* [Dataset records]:
--------------------

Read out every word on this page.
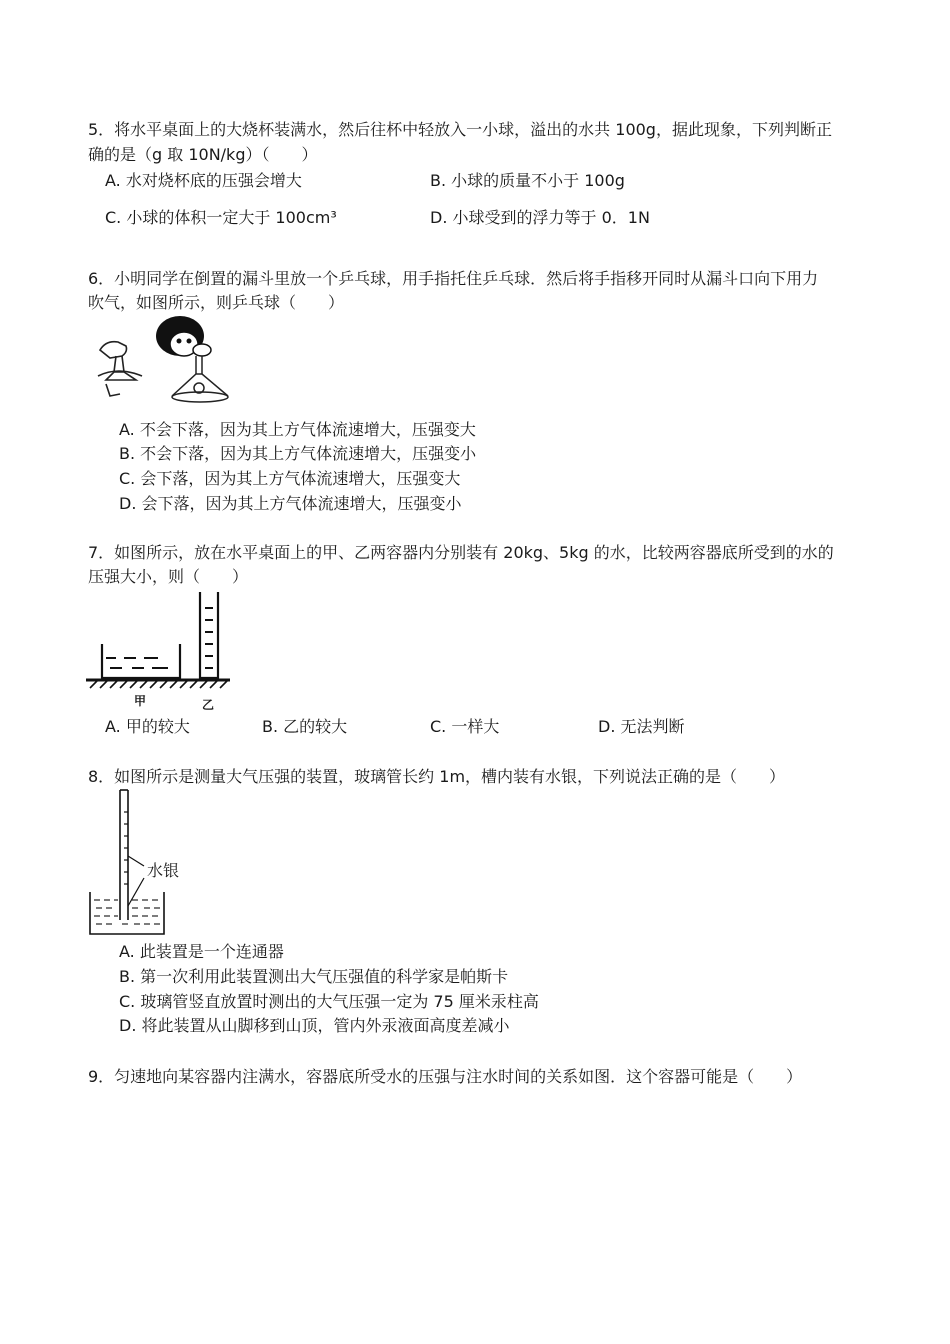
5．将水平桌面上的大烧杯装满水，然后往杯中轻放入一小球，溢出的水共 100g，据此现象，下列判断正
确的是（g 取 10N/kg）（　　）
A. 水对烧杯底的压强会增大	B. 小球的质量不小于 100g
C. 小球的体积一定大于 100cm³	D. 小球受到的浮力等于 0．1N
6．小明同学在倒置的漏斗里放一个乒乓球，用手指托住乒乓球．然后将手指移开同时从漏斗口向下用力
吹气，如图所示，则乒乓球（　　）
A. 不会下落，因为其上方气体流速增大，压强变大
B. 不会下落，因为其上方气体流速增大，压强变小
C. 会下落，因为其上方气体流速增大，压强变大
D. 会下落，因为其上方气体流速增大，压强变小
7．如图所示，放在水平桌面上的甲、乙两容器内分别装有 20kg、5kg 的水，比较两容器底所受到的水的
压强大小，则（　　）
甲	乙
A. 甲的较大	B. 乙的较大	C. 一样大	D. 无法判断
8．如图所示是测量大气压强的装置，玻璃管长约 1m，槽内装有水银，下列说法正确的是（　　）
水银
A. 此装置是一个连通器
B. 第一次利用此装置测出大气压强值的科学家是帕斯卡
C. 玻璃管竖直放置时测出的大气压强一定为 75 厘米汞柱高
D. 将此装置从山脚移到山顶，管内外汞液面高度差减小
9．匀速地向某容器内注满水，容器底所受水的压强与注水时间的关系如图．这个容器可能是（　　）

--------------------

* [Task description]: In your copy of the listing above, reproduce each line exactly and omit all pictures.

* [Right answer]:
Read out every word on this page.
5．将水平桌面上的大烧杯装满水，然后往杯中轻放入一小球，溢出的水共 100g，据此现象，下列判断正
确的是（g 取 10N/kg）（　　）
A. 水对烧杯底的压强会增大	B. 小球的质量不小于 100g
C. 小球的体积一定大于 100cm³	D. 小球受到的浮力等于 0．1N
6．小明同学在倒置的漏斗里放一个乒乓球，用手指托住乒乓球．然后将手指移开同时从漏斗口向下用力
吹气，如图所示，则乒乓球（　　）
A. 不会下落，因为其上方气体流速增大，压强变大
B. 不会下落，因为其上方气体流速增大，压强变小
C. 会下落，因为其上方气体流速增大，压强变大
D. 会下落，因为其上方气体流速增大，压强变小
7．如图所示，放在水平桌面上的甲、乙两容器内分别装有 20kg、5kg 的水，比较两容器底所受到的水的
压强大小，则（　　）
甲	乙
A. 甲的较大	B. 乙的较大	C. 一样大	D. 无法判断
8．如图所示是测量大气压强的装置，玻璃管长约 1m，槽内装有水银，下列说法正确的是（　　）
水银
A. 此装置是一个连通器
B. 第一次利用此装置测出大气压强值的科学家是帕斯卡
C. 玻璃管竖直放置时测出的大气压强一定为 75 厘米汞柱高
D. 将此装置从山脚移到山顶，管内外汞液面高度差减小
9．匀速地向某容器内注满水，容器底所受水的压强与注水时间的关系如图．这个容器可能是（　　）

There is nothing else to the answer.